## Directions
Could you write out the records below exactly as they appear, leaving out any pictures?
☆ ☆ ☆
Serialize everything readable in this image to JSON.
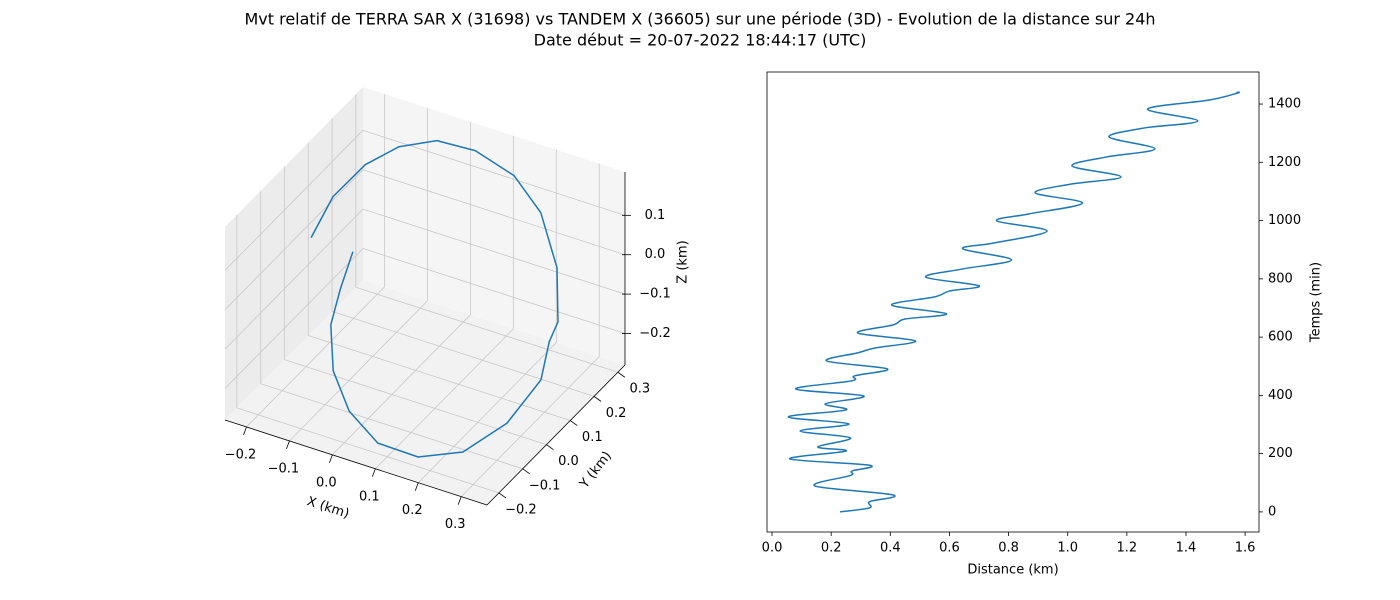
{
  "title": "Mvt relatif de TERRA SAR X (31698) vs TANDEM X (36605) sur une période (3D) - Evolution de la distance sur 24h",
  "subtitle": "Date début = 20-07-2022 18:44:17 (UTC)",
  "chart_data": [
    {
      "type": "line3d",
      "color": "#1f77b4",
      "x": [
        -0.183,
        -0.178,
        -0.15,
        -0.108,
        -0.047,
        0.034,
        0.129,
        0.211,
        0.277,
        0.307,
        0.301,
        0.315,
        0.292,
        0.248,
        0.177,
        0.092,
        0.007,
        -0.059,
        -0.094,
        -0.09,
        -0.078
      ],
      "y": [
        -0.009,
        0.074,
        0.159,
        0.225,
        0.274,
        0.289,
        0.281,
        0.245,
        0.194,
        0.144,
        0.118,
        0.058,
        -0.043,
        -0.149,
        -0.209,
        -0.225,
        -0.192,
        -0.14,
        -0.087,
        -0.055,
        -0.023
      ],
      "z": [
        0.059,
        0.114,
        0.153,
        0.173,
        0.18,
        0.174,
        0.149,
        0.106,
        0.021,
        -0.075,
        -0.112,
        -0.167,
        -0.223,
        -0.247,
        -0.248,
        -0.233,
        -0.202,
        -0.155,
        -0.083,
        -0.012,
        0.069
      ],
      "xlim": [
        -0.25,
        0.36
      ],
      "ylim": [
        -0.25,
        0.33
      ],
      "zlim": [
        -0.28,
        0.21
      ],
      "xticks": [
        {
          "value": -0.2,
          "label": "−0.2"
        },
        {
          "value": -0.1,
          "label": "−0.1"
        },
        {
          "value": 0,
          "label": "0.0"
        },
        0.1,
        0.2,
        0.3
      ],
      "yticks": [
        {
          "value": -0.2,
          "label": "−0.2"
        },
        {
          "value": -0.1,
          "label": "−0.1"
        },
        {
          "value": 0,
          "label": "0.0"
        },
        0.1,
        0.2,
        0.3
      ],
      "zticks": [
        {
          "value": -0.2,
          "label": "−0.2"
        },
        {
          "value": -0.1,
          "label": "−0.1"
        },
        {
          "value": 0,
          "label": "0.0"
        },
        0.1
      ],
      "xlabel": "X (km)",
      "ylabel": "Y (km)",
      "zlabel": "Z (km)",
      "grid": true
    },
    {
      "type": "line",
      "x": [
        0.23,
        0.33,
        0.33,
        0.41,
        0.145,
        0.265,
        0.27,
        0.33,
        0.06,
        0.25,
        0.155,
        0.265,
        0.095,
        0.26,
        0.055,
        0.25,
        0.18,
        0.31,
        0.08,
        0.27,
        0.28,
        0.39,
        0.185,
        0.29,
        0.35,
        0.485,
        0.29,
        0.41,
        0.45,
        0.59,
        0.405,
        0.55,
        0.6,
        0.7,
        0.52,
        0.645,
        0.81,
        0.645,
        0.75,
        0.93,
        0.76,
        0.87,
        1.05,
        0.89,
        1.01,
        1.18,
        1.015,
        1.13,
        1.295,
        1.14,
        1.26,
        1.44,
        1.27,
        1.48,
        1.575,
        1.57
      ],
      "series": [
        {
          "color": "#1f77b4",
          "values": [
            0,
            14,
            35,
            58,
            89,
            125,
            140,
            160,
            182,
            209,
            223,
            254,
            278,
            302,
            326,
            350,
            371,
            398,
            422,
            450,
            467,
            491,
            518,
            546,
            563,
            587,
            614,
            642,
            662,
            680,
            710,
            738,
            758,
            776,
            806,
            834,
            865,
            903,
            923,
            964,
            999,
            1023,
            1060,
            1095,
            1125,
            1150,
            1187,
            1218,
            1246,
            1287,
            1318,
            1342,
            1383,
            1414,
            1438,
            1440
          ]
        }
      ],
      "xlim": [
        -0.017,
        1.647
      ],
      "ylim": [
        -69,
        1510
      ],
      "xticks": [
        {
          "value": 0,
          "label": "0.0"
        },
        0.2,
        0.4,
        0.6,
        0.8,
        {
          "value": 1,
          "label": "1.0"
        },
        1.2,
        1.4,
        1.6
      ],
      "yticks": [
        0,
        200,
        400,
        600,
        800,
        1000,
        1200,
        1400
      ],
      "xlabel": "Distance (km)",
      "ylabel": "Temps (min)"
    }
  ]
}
☆ ☆ ☆
## Answer to this task
Serialize everything readable in this image to JSON.
{
  "title": "Mvt relatif de TERRA SAR X (31698) vs TANDEM X (36605) sur une période (3D) - Evolution de la distance sur 24h",
  "subtitle": "Date début = 20-07-2022 18:44:17 (UTC)",
  "chart_data": [
    {
      "type": "line3d",
      "color": "#1f77b4",
      "x": [
        -0.183,
        -0.178,
        -0.15,
        -0.108,
        -0.047,
        0.034,
        0.129,
        0.211,
        0.277,
        0.307,
        0.301,
        0.315,
        0.292,
        0.248,
        0.177,
        0.092,
        0.007,
        -0.059,
        -0.094,
        -0.09,
        -0.078
      ],
      "y": [
        -0.009,
        0.074,
        0.159,
        0.225,
        0.274,
        0.289,
        0.281,
        0.245,
        0.194,
        0.144,
        0.118,
        0.058,
        -0.043,
        -0.149,
        -0.209,
        -0.225,
        -0.192,
        -0.14,
        -0.087,
        -0.055,
        -0.023
      ],
      "z": [
        0.059,
        0.114,
        0.153,
        0.173,
        0.18,
        0.174,
        0.149,
        0.106,
        0.021,
        -0.075,
        -0.112,
        -0.167,
        -0.223,
        -0.247,
        -0.248,
        -0.233,
        -0.202,
        -0.155,
        -0.083,
        -0.012,
        0.069
      ],
      "xlim": [
        -0.25,
        0.36
      ],
      "ylim": [
        -0.25,
        0.33
      ],
      "zlim": [
        -0.28,
        0.21
      ],
      "xticks": [
        {
          "value": -0.2,
          "label": "−0.2"
        },
        {
          "value": -0.1,
          "label": "−0.1"
        },
        {
          "value": 0,
          "label": "0.0"
        },
        0.1,
        0.2,
        0.3
      ],
      "yticks": [
        {
          "value": -0.2,
          "label": "−0.2"
        },
        {
          "value": -0.1,
          "label": "−0.1"
        },
        {
          "value": 0,
          "label": "0.0"
        },
        0.1,
        0.2,
        0.3
      ],
      "zticks": [
        {
          "value": -0.2,
          "label": "−0.2"
        },
        {
          "value": -0.1,
          "label": "−0.1"
        },
        {
          "value": 0,
          "label": "0.0"
        },
        0.1
      ],
      "xlabel": "X (km)",
      "ylabel": "Y (km)",
      "zlabel": "Z (km)",
      "grid": true
    },
    {
      "type": "line",
      "x": [
        0.23,
        0.33,
        0.33,
        0.41,
        0.145,
        0.265,
        0.27,
        0.33,
        0.06,
        0.25,
        0.155,
        0.265,
        0.095,
        0.26,
        0.055,
        0.25,
        0.18,
        0.31,
        0.08,
        0.27,
        0.28,
        0.39,
        0.185,
        0.29,
        0.35,
        0.485,
        0.29,
        0.41,
        0.45,
        0.59,
        0.405,
        0.55,
        0.6,
        0.7,
        0.52,
        0.645,
        0.81,
        0.645,
        0.75,
        0.93,
        0.76,
        0.87,
        1.05,
        0.89,
        1.01,
        1.18,
        1.015,
        1.13,
        1.295,
        1.14,
        1.26,
        1.44,
        1.27,
        1.48,
        1.575,
        1.57
      ],
      "series": [
        {
          "color": "#1f77b4",
          "values": [
            0,
            14,
            35,
            58,
            89,
            125,
            140,
            160,
            182,
            209,
            223,
            254,
            278,
            302,
            326,
            350,
            371,
            398,
            422,
            450,
            467,
            491,
            518,
            546,
            563,
            587,
            614,
            642,
            662,
            680,
            710,
            738,
            758,
            776,
            806,
            834,
            865,
            903,
            923,
            964,
            999,
            1023,
            1060,
            1095,
            1125,
            1150,
            1187,
            1218,
            1246,
            1287,
            1318,
            1342,
            1383,
            1414,
            1438,
            1440
          ]
        }
      ],
      "xlim": [
        -0.017,
        1.647
      ],
      "ylim": [
        -69,
        1510
      ],
      "xticks": [
        {
          "value": 0,
          "label": "0.0"
        },
        0.2,
        0.4,
        0.6,
        0.8,
        {
          "value": 1,
          "label": "1.0"
        },
        1.2,
        1.4,
        1.6
      ],
      "yticks": [
        0,
        200,
        400,
        600,
        800,
        1000,
        1200,
        1400
      ],
      "xlabel": "Distance (km)",
      "ylabel": "Temps (min)"
    }
  ]
}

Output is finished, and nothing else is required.